OBJECTIVE> Wherever a line in the data below holds "Templates", copy that line.

======== MATERIAL

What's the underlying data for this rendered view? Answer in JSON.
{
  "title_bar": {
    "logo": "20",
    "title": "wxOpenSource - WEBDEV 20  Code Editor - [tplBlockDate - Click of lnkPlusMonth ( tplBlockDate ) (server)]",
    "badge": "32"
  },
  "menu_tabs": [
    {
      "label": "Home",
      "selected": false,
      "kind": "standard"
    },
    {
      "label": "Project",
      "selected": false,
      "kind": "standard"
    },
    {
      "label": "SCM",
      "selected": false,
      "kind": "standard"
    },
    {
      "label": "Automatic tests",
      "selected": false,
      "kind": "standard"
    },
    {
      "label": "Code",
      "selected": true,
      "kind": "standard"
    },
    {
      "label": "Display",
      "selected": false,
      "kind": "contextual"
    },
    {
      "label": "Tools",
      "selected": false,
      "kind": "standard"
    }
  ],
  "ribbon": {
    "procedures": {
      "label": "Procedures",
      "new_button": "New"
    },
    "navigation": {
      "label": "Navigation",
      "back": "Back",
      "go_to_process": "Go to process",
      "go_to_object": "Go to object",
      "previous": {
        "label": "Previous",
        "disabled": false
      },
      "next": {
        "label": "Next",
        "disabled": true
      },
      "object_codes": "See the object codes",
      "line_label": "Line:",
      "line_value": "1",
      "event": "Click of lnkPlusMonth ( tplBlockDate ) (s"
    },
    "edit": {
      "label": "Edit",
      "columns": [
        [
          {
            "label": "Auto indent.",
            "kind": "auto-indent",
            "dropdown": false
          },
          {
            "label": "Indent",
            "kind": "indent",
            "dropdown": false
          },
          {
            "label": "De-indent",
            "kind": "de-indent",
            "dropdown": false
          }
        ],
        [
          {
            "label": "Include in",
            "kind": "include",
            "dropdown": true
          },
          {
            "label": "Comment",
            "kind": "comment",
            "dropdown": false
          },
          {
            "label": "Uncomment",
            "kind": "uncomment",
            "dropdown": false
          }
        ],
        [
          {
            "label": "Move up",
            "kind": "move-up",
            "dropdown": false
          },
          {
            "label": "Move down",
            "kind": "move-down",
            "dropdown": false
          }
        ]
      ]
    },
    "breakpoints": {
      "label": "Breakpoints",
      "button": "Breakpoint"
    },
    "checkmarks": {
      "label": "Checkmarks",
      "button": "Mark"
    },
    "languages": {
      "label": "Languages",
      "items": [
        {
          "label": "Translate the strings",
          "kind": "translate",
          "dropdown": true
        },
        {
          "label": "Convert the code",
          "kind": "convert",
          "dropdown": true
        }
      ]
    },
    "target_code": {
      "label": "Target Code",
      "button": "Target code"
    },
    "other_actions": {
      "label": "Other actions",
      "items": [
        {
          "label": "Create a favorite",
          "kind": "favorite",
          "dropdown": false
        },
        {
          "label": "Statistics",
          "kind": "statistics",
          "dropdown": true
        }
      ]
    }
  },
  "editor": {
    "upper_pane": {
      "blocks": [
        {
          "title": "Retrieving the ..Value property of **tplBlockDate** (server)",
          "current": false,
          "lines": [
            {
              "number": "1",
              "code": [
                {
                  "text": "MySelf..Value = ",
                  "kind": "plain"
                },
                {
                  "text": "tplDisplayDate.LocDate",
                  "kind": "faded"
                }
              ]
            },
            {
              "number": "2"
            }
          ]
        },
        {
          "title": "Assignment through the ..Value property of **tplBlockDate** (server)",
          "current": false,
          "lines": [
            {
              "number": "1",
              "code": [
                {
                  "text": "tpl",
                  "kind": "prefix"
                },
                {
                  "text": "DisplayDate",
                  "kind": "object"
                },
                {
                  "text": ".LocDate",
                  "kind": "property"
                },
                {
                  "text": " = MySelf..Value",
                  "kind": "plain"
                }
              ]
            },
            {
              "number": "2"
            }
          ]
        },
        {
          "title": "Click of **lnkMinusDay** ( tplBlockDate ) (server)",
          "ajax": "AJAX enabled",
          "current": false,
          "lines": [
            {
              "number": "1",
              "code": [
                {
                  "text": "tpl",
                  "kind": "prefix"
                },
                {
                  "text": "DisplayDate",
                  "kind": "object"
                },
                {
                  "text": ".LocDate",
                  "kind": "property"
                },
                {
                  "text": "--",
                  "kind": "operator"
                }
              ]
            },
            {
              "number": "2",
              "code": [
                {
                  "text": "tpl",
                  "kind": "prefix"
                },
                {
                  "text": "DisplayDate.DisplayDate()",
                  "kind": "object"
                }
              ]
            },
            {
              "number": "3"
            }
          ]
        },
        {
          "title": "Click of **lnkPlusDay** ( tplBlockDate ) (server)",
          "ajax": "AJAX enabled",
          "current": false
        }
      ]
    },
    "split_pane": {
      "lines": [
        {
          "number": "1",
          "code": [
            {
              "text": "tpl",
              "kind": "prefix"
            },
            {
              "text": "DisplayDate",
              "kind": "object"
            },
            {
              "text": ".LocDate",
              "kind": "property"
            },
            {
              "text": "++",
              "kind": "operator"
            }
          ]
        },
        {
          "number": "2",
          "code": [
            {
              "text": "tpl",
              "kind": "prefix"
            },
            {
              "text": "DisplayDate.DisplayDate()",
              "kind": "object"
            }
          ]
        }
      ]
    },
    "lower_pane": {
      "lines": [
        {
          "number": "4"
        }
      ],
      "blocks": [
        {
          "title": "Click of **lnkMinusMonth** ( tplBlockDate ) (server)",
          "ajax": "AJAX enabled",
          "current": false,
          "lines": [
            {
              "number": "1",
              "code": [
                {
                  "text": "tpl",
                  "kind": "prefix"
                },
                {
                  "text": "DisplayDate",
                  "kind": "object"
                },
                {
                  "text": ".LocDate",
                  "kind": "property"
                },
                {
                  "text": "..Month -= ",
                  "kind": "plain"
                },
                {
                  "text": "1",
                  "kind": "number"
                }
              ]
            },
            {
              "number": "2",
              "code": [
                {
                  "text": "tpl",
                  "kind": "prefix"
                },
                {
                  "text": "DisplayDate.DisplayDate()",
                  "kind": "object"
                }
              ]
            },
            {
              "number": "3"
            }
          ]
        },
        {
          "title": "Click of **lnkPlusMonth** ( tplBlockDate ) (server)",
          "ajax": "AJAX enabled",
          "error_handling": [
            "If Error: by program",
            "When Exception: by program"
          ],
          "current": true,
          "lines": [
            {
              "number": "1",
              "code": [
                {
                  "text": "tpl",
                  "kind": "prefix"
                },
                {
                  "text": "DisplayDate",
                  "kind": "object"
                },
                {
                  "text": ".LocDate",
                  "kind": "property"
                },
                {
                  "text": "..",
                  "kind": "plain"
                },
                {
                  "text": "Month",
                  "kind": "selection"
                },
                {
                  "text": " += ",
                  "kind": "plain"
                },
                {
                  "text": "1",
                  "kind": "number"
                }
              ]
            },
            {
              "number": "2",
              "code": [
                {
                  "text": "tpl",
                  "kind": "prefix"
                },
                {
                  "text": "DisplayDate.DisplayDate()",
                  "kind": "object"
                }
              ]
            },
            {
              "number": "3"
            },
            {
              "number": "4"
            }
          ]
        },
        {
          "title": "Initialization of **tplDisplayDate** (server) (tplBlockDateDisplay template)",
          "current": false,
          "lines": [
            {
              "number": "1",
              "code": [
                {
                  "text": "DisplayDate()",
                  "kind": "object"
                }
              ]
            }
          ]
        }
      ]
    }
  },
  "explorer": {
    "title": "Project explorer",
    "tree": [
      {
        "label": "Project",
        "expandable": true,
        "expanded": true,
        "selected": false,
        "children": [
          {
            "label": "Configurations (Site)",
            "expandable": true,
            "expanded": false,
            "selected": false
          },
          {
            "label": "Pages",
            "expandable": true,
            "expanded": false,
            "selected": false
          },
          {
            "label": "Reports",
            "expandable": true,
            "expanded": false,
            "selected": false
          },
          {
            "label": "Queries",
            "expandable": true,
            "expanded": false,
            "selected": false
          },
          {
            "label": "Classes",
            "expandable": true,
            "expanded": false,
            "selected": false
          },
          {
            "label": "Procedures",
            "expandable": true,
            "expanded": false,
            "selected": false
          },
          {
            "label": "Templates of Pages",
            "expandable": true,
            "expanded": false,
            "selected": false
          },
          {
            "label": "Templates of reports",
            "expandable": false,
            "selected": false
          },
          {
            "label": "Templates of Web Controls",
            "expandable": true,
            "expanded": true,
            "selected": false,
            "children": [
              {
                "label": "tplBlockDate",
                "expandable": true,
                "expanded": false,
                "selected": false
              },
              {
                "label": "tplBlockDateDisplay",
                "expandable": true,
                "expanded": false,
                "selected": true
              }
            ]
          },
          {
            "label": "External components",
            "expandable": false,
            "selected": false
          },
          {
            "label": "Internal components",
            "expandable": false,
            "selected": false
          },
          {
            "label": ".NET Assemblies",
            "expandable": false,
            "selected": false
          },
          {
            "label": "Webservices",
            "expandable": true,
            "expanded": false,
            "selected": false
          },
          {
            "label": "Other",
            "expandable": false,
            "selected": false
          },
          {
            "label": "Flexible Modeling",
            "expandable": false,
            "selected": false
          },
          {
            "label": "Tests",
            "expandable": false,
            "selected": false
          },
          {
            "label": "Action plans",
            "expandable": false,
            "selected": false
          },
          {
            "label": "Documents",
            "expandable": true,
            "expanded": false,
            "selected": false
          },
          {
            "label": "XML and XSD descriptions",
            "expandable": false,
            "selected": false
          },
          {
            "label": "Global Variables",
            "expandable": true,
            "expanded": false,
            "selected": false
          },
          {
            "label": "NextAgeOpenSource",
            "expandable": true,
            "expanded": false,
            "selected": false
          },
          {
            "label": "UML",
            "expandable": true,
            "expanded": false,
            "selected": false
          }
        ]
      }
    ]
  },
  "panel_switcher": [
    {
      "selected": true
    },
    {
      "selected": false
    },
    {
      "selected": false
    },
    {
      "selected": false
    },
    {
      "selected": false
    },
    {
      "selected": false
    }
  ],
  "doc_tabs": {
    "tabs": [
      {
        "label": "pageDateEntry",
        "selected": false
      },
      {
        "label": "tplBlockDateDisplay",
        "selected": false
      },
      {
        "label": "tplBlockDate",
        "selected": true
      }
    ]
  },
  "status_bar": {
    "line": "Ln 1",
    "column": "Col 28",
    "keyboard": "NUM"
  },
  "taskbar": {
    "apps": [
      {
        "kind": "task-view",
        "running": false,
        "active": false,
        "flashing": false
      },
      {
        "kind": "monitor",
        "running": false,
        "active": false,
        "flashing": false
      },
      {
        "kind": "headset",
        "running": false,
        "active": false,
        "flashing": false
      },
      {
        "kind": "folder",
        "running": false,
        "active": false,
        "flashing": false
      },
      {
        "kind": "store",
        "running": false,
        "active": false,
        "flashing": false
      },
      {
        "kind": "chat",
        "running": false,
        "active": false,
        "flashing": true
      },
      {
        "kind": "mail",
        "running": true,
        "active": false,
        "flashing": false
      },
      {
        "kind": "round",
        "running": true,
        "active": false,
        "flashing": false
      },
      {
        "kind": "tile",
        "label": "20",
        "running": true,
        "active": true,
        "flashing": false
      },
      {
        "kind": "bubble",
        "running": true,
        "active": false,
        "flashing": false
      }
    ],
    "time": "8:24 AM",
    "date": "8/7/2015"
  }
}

================

EXPECTED ANSWER>
            "label": "Templates of Pages",
            "label": "Templates of reports",
            "label": "Templates of Web Controls",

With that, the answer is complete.